- **Record set**:
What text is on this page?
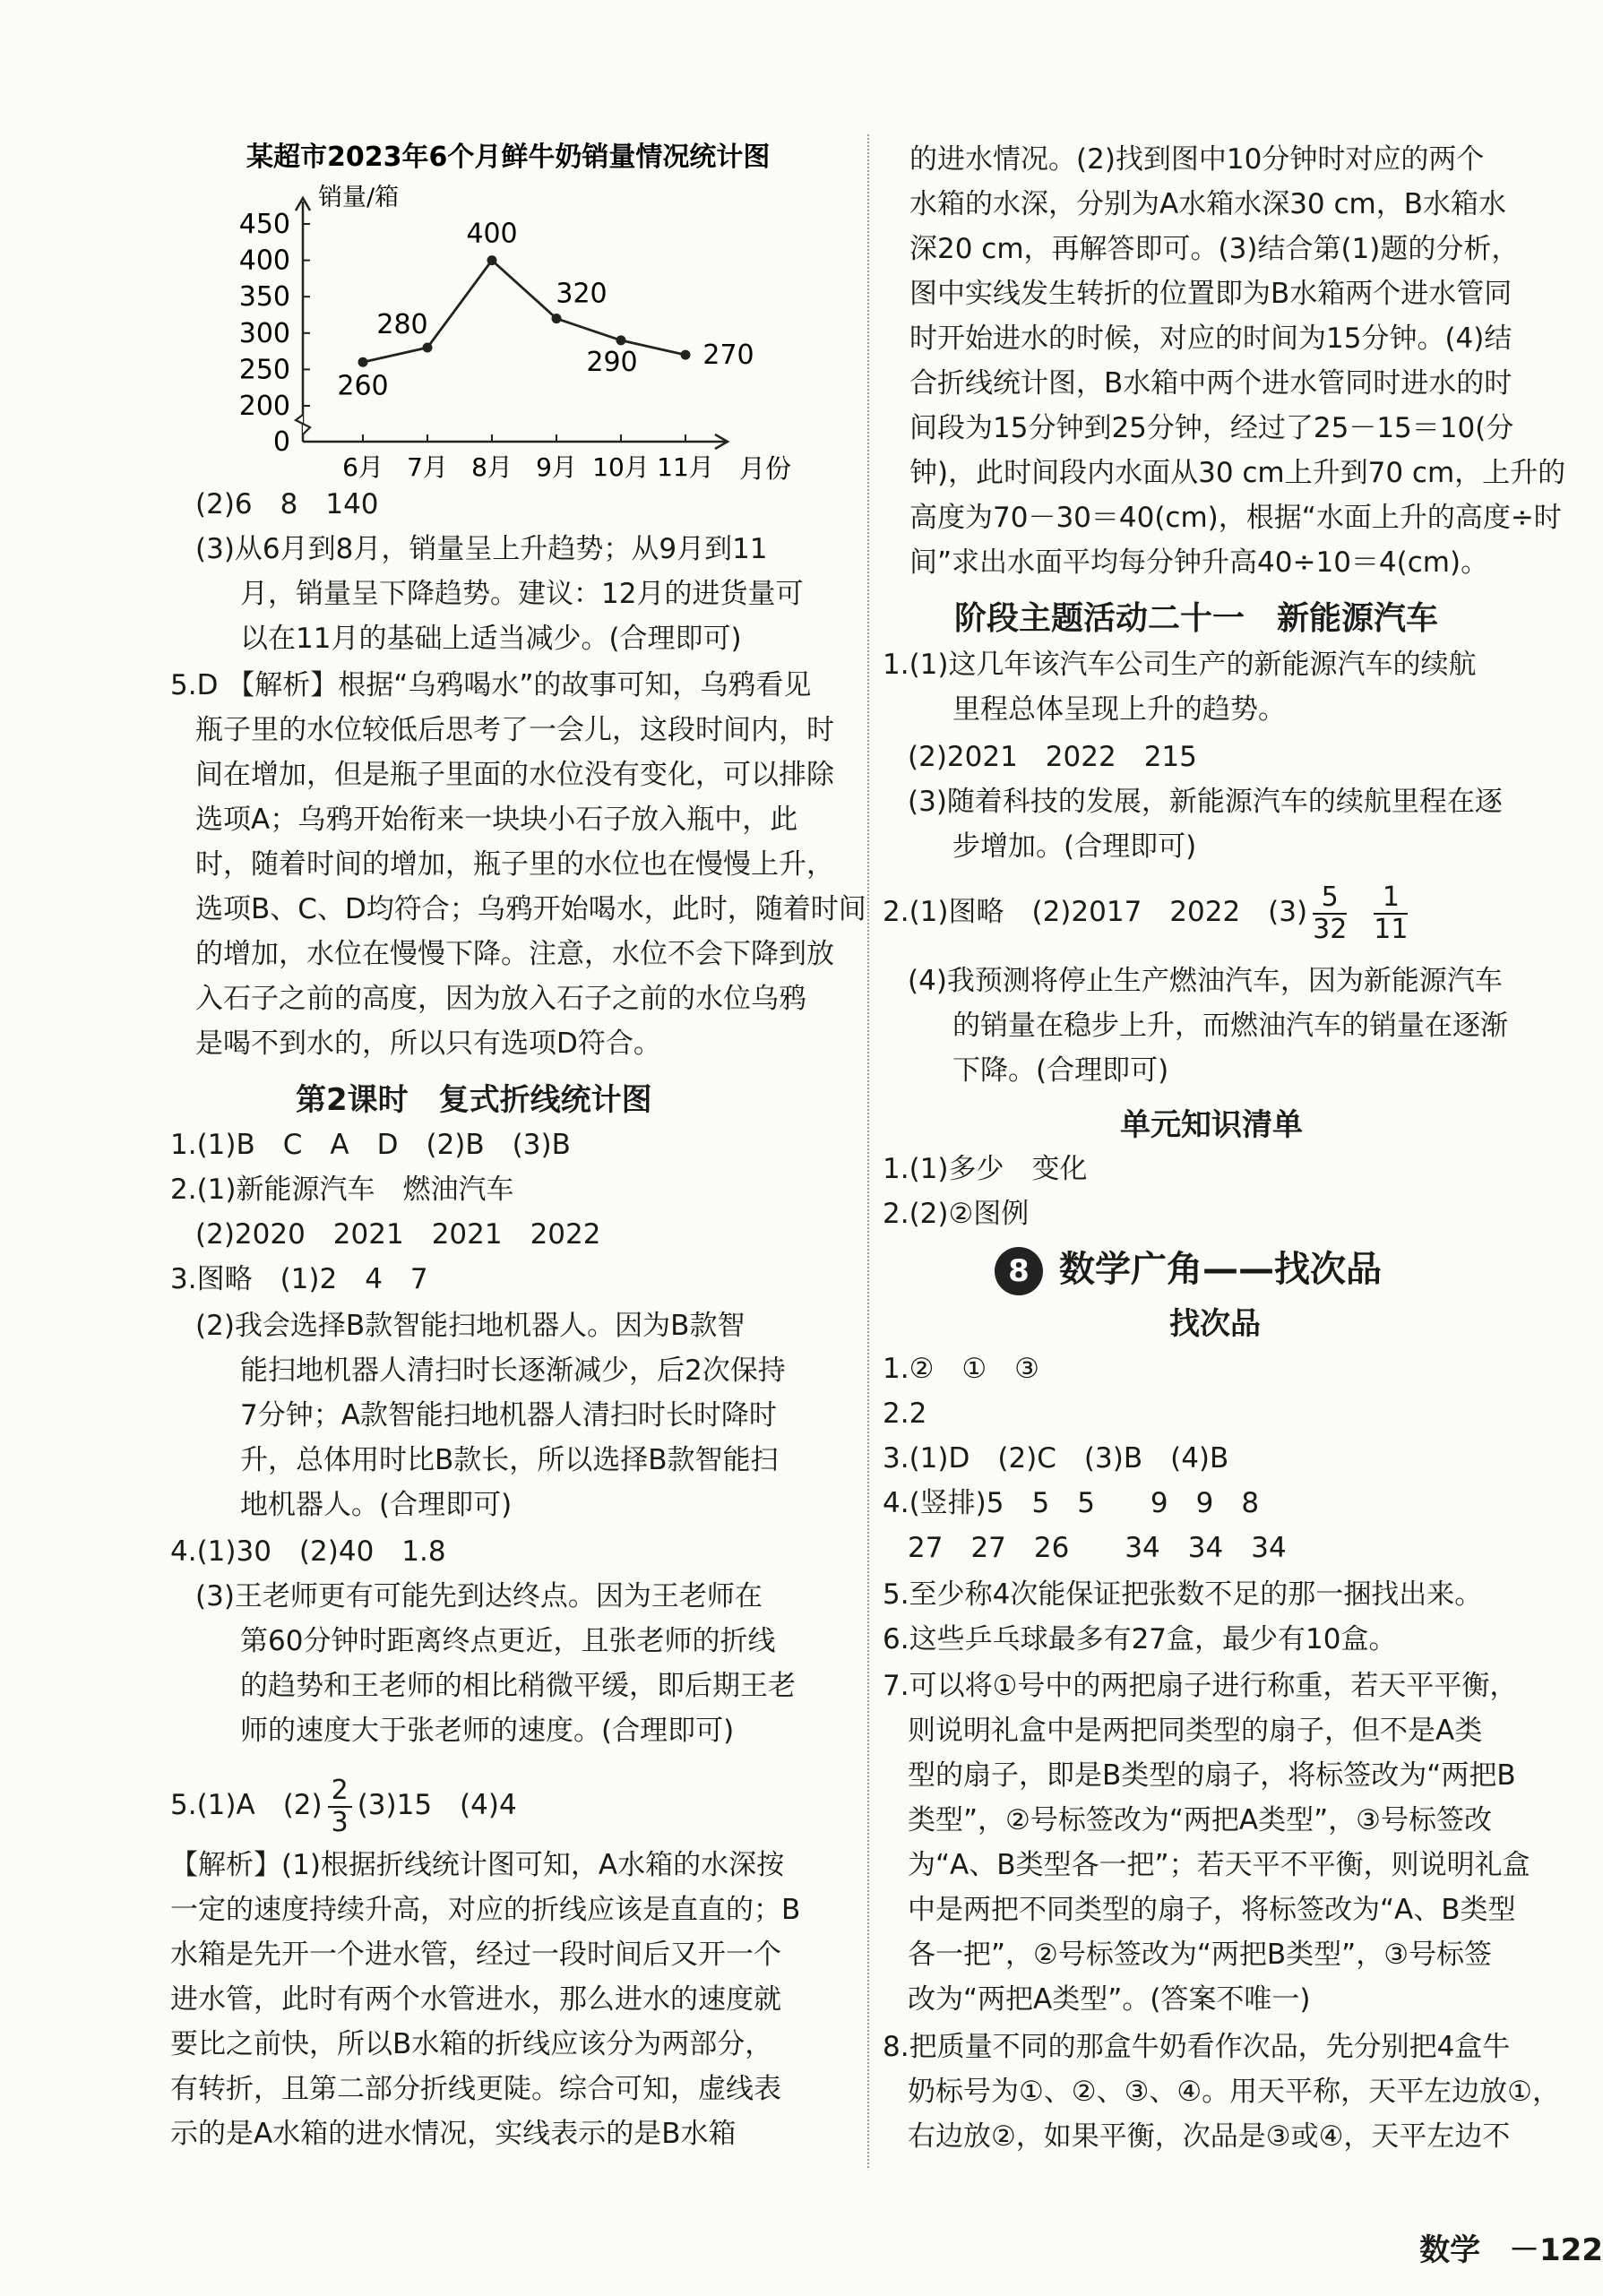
某超市2023年6个月鲜牛奶销量情况统计图
销量/箱
月份
0
200
250
300
350
400
450
6月 7月 8月 9月 10月 11月
260
280
400
320
290 270
(2)6　8　140
(3)从6月到8月，销量呈上升趋势；从9月到11
月，销量呈下降趋势。建议：12月的进货量可
以在11月的基础上适当减少。(合理即可)
5.D 【解析】根据“乌鸦喝水”的故事可知，乌鸦看见
瓶子里的水位较低后思考了一会儿，这段时间内，时
间在增加，但是瓶子里面的水位没有变化，可以排除
选项A；乌鸦开始衔来一块块小石子放入瓶中，此
时，随着时间的增加，瓶子里的水位也在慢慢上升，
选项B、C、D均符合；乌鸦开始喝水，此时，随着时间
的增加，水位在慢慢下降。注意，水位不会下降到放
入石子之前的高度，因为放入石子之前的水位乌鸦
是喝不到水的，所以只有选项D符合。
第2课时　复式折线统计图
1.(1)B　C　A　D　(2)B　(3)B
2.(1)新能源汽车　燃油汽车
(2)2020　2021　2021　2022
3.图略　(1)2　4　7
(2)我会选择B款智能扫地机器人。因为B款智
能扫地机器人清扫时长逐渐减少，后2次保持
7分钟；A款智能扫地机器人清扫时长时降时
升，总体用时比B款长，所以选择B款智能扫
地机器人。(合理即可)
4.(1)30　(2)40　1.8
(3)王老师更有可能先到达终点。因为王老师在
第60分钟时距离终点更近，且张老师的折线
的趋势和王老师的相比稍微平缓，即后期王老
师的速度大于张老师的速度。(合理即可)
5.(1)A　$(2) \frac{2}{3} (3)15$　(4)4
【解析】(1)根据折线统计图可知，A水箱的水深按
一定的速度持续升高，对应的折线应该是直直的；B
水箱是先开一个进水管，经过一段时间后又开一个
进水管，此时有两个水管进水，那么进水的速度就
要比之前快，所以B水箱的折线应该分为两部分，
有转折，且第二部分折线更陡。综合可知，虚线表
示的是A水箱的进水情况，实线表示的是B水箱
的进水情况。(2)找到图中10分钟时对应的两个
水箱的水深，分别为A水箱水深30 cm，B水箱水
深20 cm，再解答即可。(3)结合第(1)题的分析，
图中实线发生转折的位置即为B水箱两个进水管同
时开始进水的时候，对应的时间为15分钟。(4)结
合折线统计图，B水箱中两个进水管同时进水的时
间段为15分钟到25分钟，经过了25－15＝10(分
钟)，此时间段内水面从30 cm上升到70 cm，上升的
高度为70－30＝40(cm)，根据“水面上升的高度÷时
间”求出水面平均每分钟升高40÷10＝4(cm)。
阶段主题活动二十一　新能源汽车
1.(1)这几年该汽车公司生产的新能源汽车的续航
里程总体呈现上升的趋势。
(2)2021　2022　215
(3)随着科技的发展，新能源汽车的续航里程在逐
步增加。(合理即可)
2.(1)图略　(2)2017　2022　$(3) \frac{5}{32} \frac{1}{11}$
(4)我预测将停止生产燃油汽车，因为新能源汽车
的销量在稳步上升，而燃油汽车的销量在逐渐
下降。(合理即可)
单元知识清单
1.(1)多少　变化
2.(2)②图例
8 数学广角——找次品
找次品
1.②　①　③
2.2
3.(1)D　(2)C　(3)B　(4)B
4.(竖排)5　5　5　　9　9　8
27　27　26　　34　34　34
5.至少称4次能保证把张数不足的那一捆找出来。
6.这些乒乓球最多有27盒，最少有10盒。
7.可以将①号中的两把扇子进行称重，若天平平衡，
则说明礼盒中是两把同类型的扇子，但不是A类
型的扇子，即是B类型的扇子，将标签改为“两把B
类型”，②号标签改为“两把A类型”，③号标签改
为“A、B类型各一把”；若天平不平衡，则说明礼盒
中是两把不同类型的扇子，将标签改为“A、B类型
各一把”，②号标签改为“两把B类型”，③号标签
改为“两把A类型”。(答案不唯一)
8.把质量不同的那盒牛奶看作次品，先分别把4盒牛
奶标号为①、②、③、④。用天平称，天平左边放①，
右边放②，如果平衡，次品是③或④，天平左边不
数学 －122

- **What to work on**: Leave the pictures out, and print every line of the listing exactly as written.

- **Expected answer**:
What text is on this page?
某超市2023年6个月鲜牛奶销量情况统计图
销量/箱
月份
0
200
250
300
350
400
450
6月 7月 8月 9月 10月 11月
260
280
400
320
290 270
(2)6　8　140
(3)从6月到8月，销量呈上升趋势；从9月到11
月，销量呈下降趋势。建议：12月的进货量可
以在11月的基础上适当减少。(合理即可)
5.D 【解析】根据“乌鸦喝水”的故事可知，乌鸦看见
瓶子里的水位较低后思考了一会儿，这段时间内，时
间在增加，但是瓶子里面的水位没有变化，可以排除
选项A；乌鸦开始衔来一块块小石子放入瓶中，此
时，随着时间的增加，瓶子里的水位也在慢慢上升，
选项B、C、D均符合；乌鸦开始喝水，此时，随着时间
的增加，水位在慢慢下降。注意，水位不会下降到放
入石子之前的高度，因为放入石子之前的水位乌鸦
是喝不到水的，所以只有选项D符合。
第2课时　复式折线统计图
1.(1)B　C　A　D　(2)B　(3)B
2.(1)新能源汽车　燃油汽车
(2)2020　2021　2021　2022
3.图略　(1)2　4　7
(2)我会选择B款智能扫地机器人。因为B款智
能扫地机器人清扫时长逐渐减少，后2次保持
7分钟；A款智能扫地机器人清扫时长时降时
升，总体用时比B款长，所以选择B款智能扫
地机器人。(合理即可)
4.(1)30　(2)40　1.8
(3)王老师更有可能先到达终点。因为王老师在
第60分钟时距离终点更近，且张老师的折线
的趋势和王老师的相比稍微平缓，即后期王老
师的速度大于张老师的速度。(合理即可)
5.(1)A　$(2) \frac{2}{3} (3)15$　(4)4
【解析】(1)根据折线统计图可知，A水箱的水深按
一定的速度持续升高，对应的折线应该是直直的；B
水箱是先开一个进水管，经过一段时间后又开一个
进水管，此时有两个水管进水，那么进水的速度就
要比之前快，所以B水箱的折线应该分为两部分，
有转折，且第二部分折线更陡。综合可知，虚线表
示的是A水箱的进水情况，实线表示的是B水箱
的进水情况。(2)找到图中10分钟时对应的两个
水箱的水深，分别为A水箱水深30 cm，B水箱水
深20 cm，再解答即可。(3)结合第(1)题的分析，
图中实线发生转折的位置即为B水箱两个进水管同
时开始进水的时候，对应的时间为15分钟。(4)结
合折线统计图，B水箱中两个进水管同时进水的时
间段为15分钟到25分钟，经过了25－15＝10(分
钟)，此时间段内水面从30 cm上升到70 cm，上升的
高度为70－30＝40(cm)，根据“水面上升的高度÷时
间”求出水面平均每分钟升高40÷10＝4(cm)。
阶段主题活动二十一　新能源汽车
1.(1)这几年该汽车公司生产的新能源汽车的续航
里程总体呈现上升的趋势。
(2)2021　2022　215
(3)随着科技的发展，新能源汽车的续航里程在逐
步增加。(合理即可)
2.(1)图略　(2)2017　2022　$(3) \frac{5}{32} \frac{1}{11}$
(4)我预测将停止生产燃油汽车，因为新能源汽车
的销量在稳步上升，而燃油汽车的销量在逐渐
下降。(合理即可)
单元知识清单
1.(1)多少　变化
2.(2)②图例
8 数学广角——找次品
找次品
1.②　①　③
2.2
3.(1)D　(2)C　(3)B　(4)B
4.(竖排)5　5　5　　9　9　8
27　27　26　　34　34　34
5.至少称4次能保证把张数不足的那一捆找出来。
6.这些乒乓球最多有27盒，最少有10盒。
7.可以将①号中的两把扇子进行称重，若天平平衡，
则说明礼盒中是两把同类型的扇子，但不是A类
型的扇子，即是B类型的扇子，将标签改为“两把B
类型”，②号标签改为“两把A类型”，③号标签改
为“A、B类型各一把”；若天平不平衡，则说明礼盒
中是两把不同类型的扇子，将标签改为“A、B类型
各一把”，②号标签改为“两把B类型”，③号标签
改为“两把A类型”。(答案不唯一)
8.把质量不同的那盒牛奶看作次品，先分别把4盒牛
奶标号为①、②、③、④。用天平称，天平左边放①，
右边放②，如果平衡，次品是③或④，天平左边不
数学 －122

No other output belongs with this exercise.